» **PROBLEM DESCRIPTION**
Identify all lines in the data containing the string "JSON". Copy them out.

Stored data entries
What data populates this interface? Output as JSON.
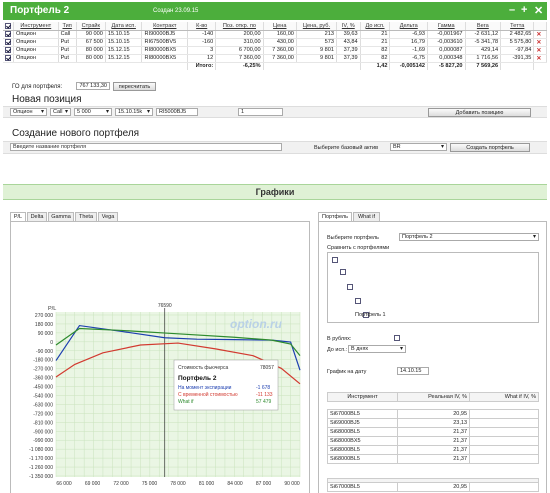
{
  "header": {
    "title": "Портфель 2",
    "created": "Создан 23.09.15",
    "controls": [
      "–",
      "+",
      "✕"
    ],
    "right_hint": "+/-"
  },
  "positions": {
    "columns": [
      "Инструмент",
      "Тип",
      "Страйк",
      "Дата исп.",
      "Контракт",
      "К-во",
      "Поз. откр. по",
      "Цена",
      "Цена, руб.",
      "IV, %",
      "До исп.",
      "Дельта",
      "Гамма",
      "Вега",
      "Тетта"
    ],
    "rows": [
      [
        "Опцион",
        "Call",
        "90 000",
        "15.10.15",
        "RI90000BJ5",
        "-140",
        "200,00",
        "160,00",
        "213",
        "39,63",
        "21",
        "-6,93",
        "-0,001967",
        "-2 631,12",
        "2 482,65"
      ],
      [
        "Опцион",
        "Put",
        "67 500",
        "15.10.15",
        "RI67500BV5",
        "-160",
        "310,00",
        "430,00",
        "573",
        "43,84",
        "21",
        "16,79",
        "-0,003610",
        "-5 341,78",
        "5 575,80"
      ],
      [
        "Опцион",
        "Put",
        "80 000",
        "15.12.15",
        "RI80000BX5",
        "3",
        "6 700,00",
        "7 360,00",
        "9 801",
        "37,39",
        "82",
        "-1,69",
        "0,000087",
        "429,14",
        "-97,84"
      ],
      [
        "Опцион",
        "Put",
        "80 000",
        "15.12.15",
        "RI80000BX5",
        "12",
        "7 360,00",
        "7 360,00",
        "9 801",
        "37,39",
        "82",
        "-6,75",
        "0,000348",
        "1 716,56",
        "-391,35"
      ]
    ],
    "totals": {
      "label": "Итого:",
      "pct": "-6,25%",
      "delta": "1,42",
      "gamma": "-0,005142",
      "vega": "-5 827,20",
      "theta": "7 569,26"
    }
  },
  "go": {
    "label": "ГО для портфеля:",
    "value": "767 133,30",
    "button": "пересчитать"
  },
  "new_position": {
    "title": "Новая позиция",
    "type": "Опцион",
    "kind": "Call",
    "strike": "5 000",
    "date": "15.10.15k",
    "contract": "RI5000BJ5",
    "qty": "1",
    "button": "Добавить позицию"
  },
  "new_portfolio": {
    "title": "Создание нового портфеля",
    "name_placeholder": "Введите название портфеля",
    "asset_label": "Выберите базовый актив",
    "asset": "BR",
    "button": "Создать портфель"
  },
  "charts_title": "Графики",
  "chart_tabs": [
    "P/L",
    "Delta",
    "Gamma",
    "Theta",
    "Vega"
  ],
  "right_tabs": [
    "Портфель",
    "What if"
  ],
  "right": {
    "choose_label": "Выберите портфель",
    "choose_value": "Портфель 2",
    "compare_label": "Сравнить с портфелями",
    "compare_item": "Портфель 1",
    "rub_label": "В рублях:",
    "until_label": "До исп.:",
    "until_value": "В днях",
    "date_label": "График на дату",
    "date_value": "14.10.15",
    "table_cols": [
      "Инструмент",
      "Реальная IV, %",
      "What if IV, %"
    ],
    "table_rows": [
      [
        "Si67000BL5",
        "20,95"
      ],
      [
        "Si69000BJ5",
        "23,13"
      ],
      [
        "Si68000BL5",
        "21,37"
      ],
      [
        "Si68000BX5",
        "21,37"
      ],
      [
        "Si68000BL5",
        "21,37"
      ],
      [
        "Si68000BL5",
        "21,37"
      ]
    ],
    "last_row": [
      "Si67000BL5",
      "20,95"
    ]
  },
  "chart": {
    "ylabel": "P/L",
    "watermark": "option.ru",
    "tooltip": {
      "title": "Стоимость фьючерса",
      "value": "78057",
      "portfolio": "Портфель 2",
      "line1": "На момент экспирации",
      "v1": "-1 678",
      "line2": "С временной стоимостью",
      "v2": "-11 133",
      "line3": "What if",
      "v3": "57 479"
    }
  },
  "chart_data": {
    "type": "line",
    "xlabel": "",
    "ylabel": "P/L",
    "x_ticks": [
      "66 000",
      "69 000",
      "72 000",
      "75 000",
      "78 000",
      "81 000",
      "84 000",
      "87 000",
      "90 000"
    ],
    "y_ticks": [
      "270 000",
      "180 000",
      "90 000",
      "0",
      "-90 000",
      "-180 000",
      "-270 000",
      "-360 000",
      "-450 000",
      "-540 000",
      "-630 000",
      "-720 000",
      "-810 000",
      "-900 000",
      "-990 000",
      "-1 080 000",
      "-1 170 000",
      "-1 260 000",
      "-1 350 000"
    ],
    "marker": "76590",
    "xlim": [
      65000,
      91000
    ],
    "ylim": [
      -1400000,
      300000
    ],
    "series": [
      {
        "name": "На момент экспирации",
        "color": "#1d3fb0",
        "x": [
          65000,
          67500,
          72000,
          76590,
          80000,
          84000,
          88000,
          90000,
          91000
        ],
        "y": [
          -200000,
          160000,
          100000,
          35000,
          20000,
          15000,
          10000,
          -10000,
          -300000
        ]
      },
      {
        "name": "С временной стоимостью",
        "color": "#d23a30",
        "x": [
          65000,
          67000,
          70000,
          74000,
          78000,
          82000,
          86000,
          89000,
          91000
        ],
        "y": [
          -370000,
          -240000,
          -120000,
          -40000,
          -20000,
          -80000,
          -150000,
          -280000,
          -440000
        ]
      },
      {
        "name": "What if",
        "color": "#2e8b2e",
        "x": [
          65000,
          67500,
          72000,
          78000,
          84000,
          88000,
          90000,
          91000
        ],
        "y": [
          -40000,
          130000,
          110000,
          75000,
          40000,
          10000,
          -30000,
          -150000
        ]
      }
    ]
  }
}
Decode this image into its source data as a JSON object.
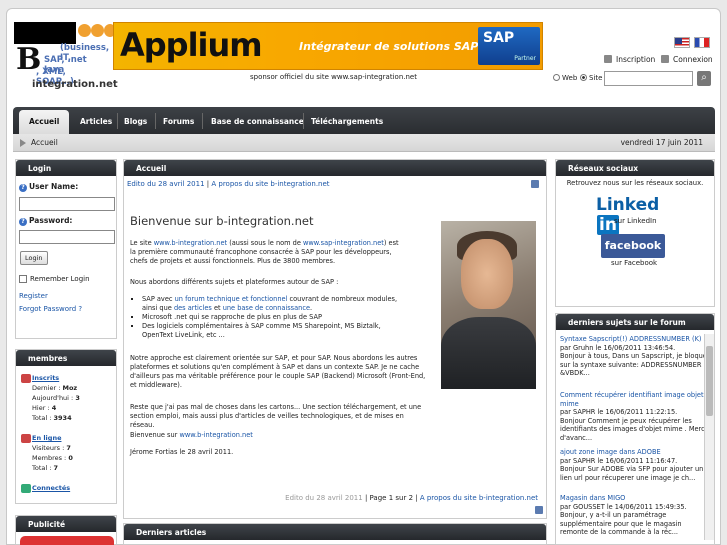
{
  "logo": {
    "top": "",
    "line1": "(business, IT,",
    "line2": "SAP, .net Java",
    "line3": ", XML, SOAP...)",
    "bottom": "integration.net"
  },
  "banner": {
    "brand": "Applium",
    "tagline": "Intégrateur de solutions SAP",
    "sap": "SAP",
    "partner": "Partner",
    "sponsor": "sponsor officiel du site www.sap-integration.net"
  },
  "account": {
    "signup": "Inscription",
    "login": "Connexion"
  },
  "search": {
    "web": "Web",
    "site": "Site",
    "value": ""
  },
  "nav": {
    "tabs": [
      "Accueil",
      "Articles",
      "Blogs",
      "Forums",
      "Base de connaissance",
      "Téléchargements"
    ]
  },
  "crumb": {
    "home": "Accueil",
    "date": "vendredi 17 juin 2011"
  },
  "login": {
    "title": "Login",
    "username": "User Name:",
    "password": "Password:",
    "button": "Login",
    "remember": "Remember Login",
    "register": "Register",
    "forgot": "Forgot Password ?"
  },
  "members": {
    "title": "membres",
    "inscrits": "Inscrits",
    "last": "Dernier :",
    "last_val": "Moz",
    "today": "Aujourd'hui :",
    "today_val": "3",
    "yesterday": "Hier :",
    "yesterday_val": "4",
    "total": "Total :",
    "total_val": "3934",
    "online": "En ligne",
    "visitors": "Visiteurs :",
    "visitors_val": "7",
    "members": "Membres :",
    "members_val": "0",
    "total2": "Total :",
    "total2_val": "7",
    "connected": "Connectés"
  },
  "pub": {
    "title": "Publicité"
  },
  "article": {
    "title": "Accueil",
    "edited": "Edito du 28 avril 2011",
    "sep": " | ",
    "about": "A propos du site b-integration.net",
    "heading": "Bienvenue sur b-integration.net",
    "p1a": "Le site ",
    "p1link1": "www.b-integration.net",
    "p1b": " (aussi sous le nom de ",
    "p1link2": "www.sap-integration.net",
    "p1c": ") est la première communauté francophone consacrée à SAP pour les développeurs, chefs de projets et aussi fonctionnels. Plus de 3800 membres.",
    "p2": "Nous abordons différents sujets et plateformes autour de SAP :",
    "li1a": "SAP avec ",
    "li1link": "un forum technique et fonctionnel",
    "li1b": " couvrant de nombreux modules, ainsi que ",
    "li1link2": "des articles",
    "li1c": " et ",
    "li1link3": "une base de connaissance",
    "li1d": ".",
    "li2": "Microsoft .net qui se rapproche de plus en plus de SAP",
    "li3": "Des logiciels complémentaires à SAP comme MS Sharepoint, MS Biztalk, OpenText LiveLink, etc ...",
    "p3": "Notre approche est clairement orientée sur SAP, et pour SAP. Nous abordons les autres plateformes et solutions qu'en complément à SAP et dans un contexte SAP. Je ne cache d'ailleurs pas ma véritable préférence pour le couple SAP (Backend) Microsoft (Front-End, et middleware).",
    "p4": "Reste que j'ai pas mal de choses dans les cartons... Une section téléchargement, et une section emploi, mais aussi plus d'articles de veilles technologiques, et de mises en réseau.",
    "p5a": "Bienvenue sur ",
    "p5link": "www.b-integration.net",
    "p6": "Jérome Fortias le 28 avril 2011.",
    "footer_edited": "Edito du 28 avril 2011",
    "footer_page": " | Page 1 sur 2 | ",
    "footer_about": "A propos du site b-integration.net"
  },
  "latest": {
    "title": "Derniers articles"
  },
  "social": {
    "title": "Réseaux sociaux",
    "intro": "Retrouvez nous sur les réseaux sociaux.",
    "linkedin_logo": "Linked",
    "linkedin_in": "in",
    "linkedin": "sur LinkedIn",
    "facebook_logo": "facebook",
    "facebook": "sur Facebook"
  },
  "forum": {
    "title": "derniers sujets sur le forum",
    "topics": [
      {
        "link": "Syntaxe Sapscript(!) ADDRESSNUMBER (K)",
        "by": "par Gruhn le 16/06/2011 13:46:54.",
        "text": "Bonjour à tous, Dans un Sapscript, je bloque sur la syntaxe suivante: ADDRESSNUMBER &VBDK..."
      },
      {
        "link": "Comment récupérer identifiant image objet mime",
        "by": "par SAPHR le 16/06/2011 11:22:15.",
        "text": "Bonjour Comment je peux récupérer les identifiants des images d'objet mime . Merci d'avanc..."
      },
      {
        "link": "ajout zone image dans ADOBE",
        "by": "par SAPHR le 16/06/2011 11:16:47.",
        "text": "Bonjour Sur ADOBE via SFP pour ajouter un lien url pour récuperer une image je ch..."
      },
      {
        "link": "Magasin dans MIGO",
        "by": "par GOUSSET le 14/06/2011 15:49:35.",
        "text": "Bonjour, y a-t-il un paramétrage supplémentaire pour que le magasin remonte de la commande à la réc..."
      }
    ]
  }
}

» **RESPONSE BELOW**
What data populates this interface? Output as JSON.
Decode this image into its source data as a JSON object.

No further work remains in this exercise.